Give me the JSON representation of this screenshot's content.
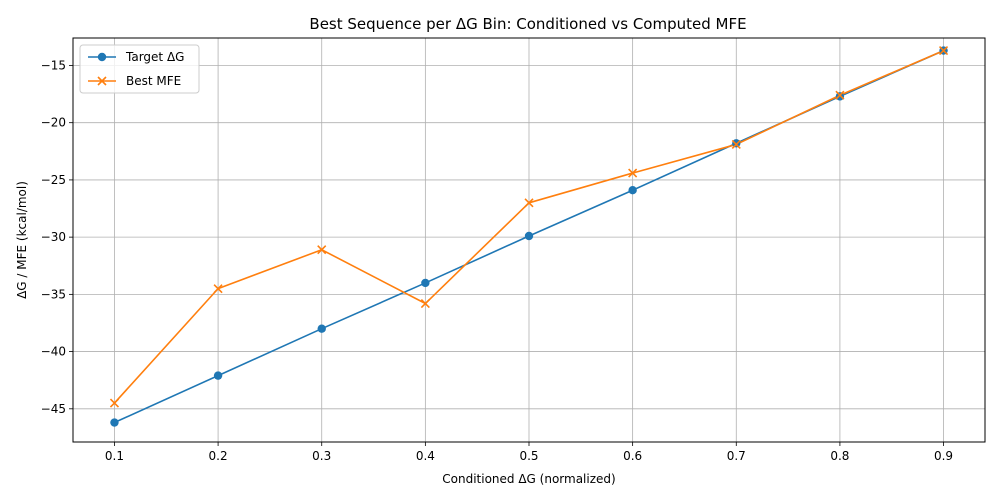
{
  "chart_data": {
    "type": "line",
    "title": "Best Sequence per ΔG Bin: Conditioned vs Computed MFE",
    "xlabel": "Conditioned ΔG (normalized)",
    "ylabel": "ΔG / MFE (kcal/mol)",
    "x": [
      0.1,
      0.2,
      0.3,
      0.4,
      0.5,
      0.6,
      0.7,
      0.8,
      0.9
    ],
    "xlim": [
      0.06,
      0.94
    ],
    "ylim": [
      -47.9,
      -12.6
    ],
    "xticks": [
      0.1,
      0.2,
      0.3,
      0.4,
      0.5,
      0.6,
      0.7,
      0.8,
      0.9
    ],
    "yticks": [
      -45,
      -40,
      -35,
      -30,
      -25,
      -20,
      -15
    ],
    "grid": true,
    "legend_position": "top-left",
    "series": [
      {
        "name": "Target ΔG",
        "marker": "circle",
        "color": "#1f77b4",
        "values": [
          -46.2,
          -42.1,
          -38.0,
          -34.0,
          -29.9,
          -25.9,
          -21.8,
          -17.7,
          -13.7
        ]
      },
      {
        "name": "Best MFE",
        "marker": "x",
        "color": "#ff7f0e",
        "values": [
          -44.5,
          -34.5,
          -31.1,
          -35.8,
          -27.0,
          -24.4,
          -21.9,
          -17.6,
          -13.7
        ]
      }
    ]
  }
}
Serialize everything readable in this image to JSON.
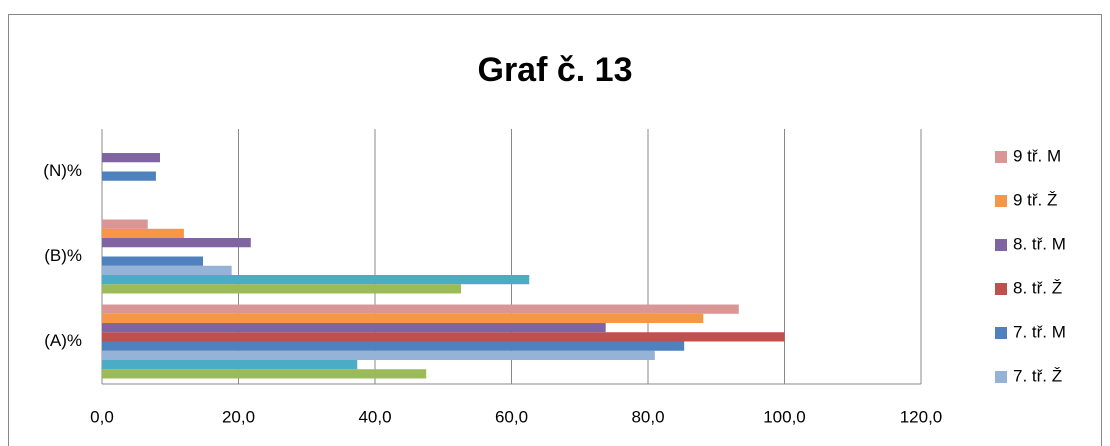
{
  "chart_data": {
    "type": "hbar",
    "title": "Graf č. 13",
    "categories": [
      "(A)%",
      "(B)%",
      "(N)%"
    ],
    "series": [
      {
        "color": "#9BBB59",
        "values": [
          47.5,
          52.6,
          0
        ]
      },
      {
        "color": "#4BACC6",
        "values": [
          37.4,
          62.6,
          0
        ]
      },
      {
        "name": "7. tř. Ž",
        "color": "#95B3D7",
        "values": [
          81.0,
          19.0,
          0
        ]
      },
      {
        "name": "7. tř. M",
        "color": "#4F81BD",
        "values": [
          85.3,
          14.8,
          7.9
        ]
      },
      {
        "name": "8. tř. Ž",
        "color": "#C0504D",
        "values": [
          100,
          0,
          0
        ]
      },
      {
        "name": "8. tř. M",
        "color": "#8064A2",
        "values": [
          73.8,
          21.8,
          8.5
        ]
      },
      {
        "name": "9 tř. Ž",
        "color": "#F79646",
        "values": [
          88.1,
          12.0,
          0
        ]
      },
      {
        "name": "9 tř. M",
        "color": "#D99694",
        "values": [
          93.3,
          6.7,
          0
        ]
      }
    ],
    "xlim": [
      0,
      120
    ],
    "xticks": [
      {
        "value": 0,
        "label": "0,0"
      },
      {
        "value": 20,
        "label": "20,0"
      },
      {
        "value": 40,
        "label": "40,0"
      },
      {
        "value": 60,
        "label": "60,0"
      },
      {
        "value": 80,
        "label": "80,0"
      },
      {
        "value": 100,
        "label": "100,0"
      },
      {
        "value": 120,
        "label": "120,0"
      }
    ],
    "grid": true,
    "legend": "right"
  }
}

### What is needed
Pull out every line in the data above that has the word "JSON".

### Answer to this problem
Give me the JSON representation of this screenshot's content.
Serialize everything readable in this image to JSON.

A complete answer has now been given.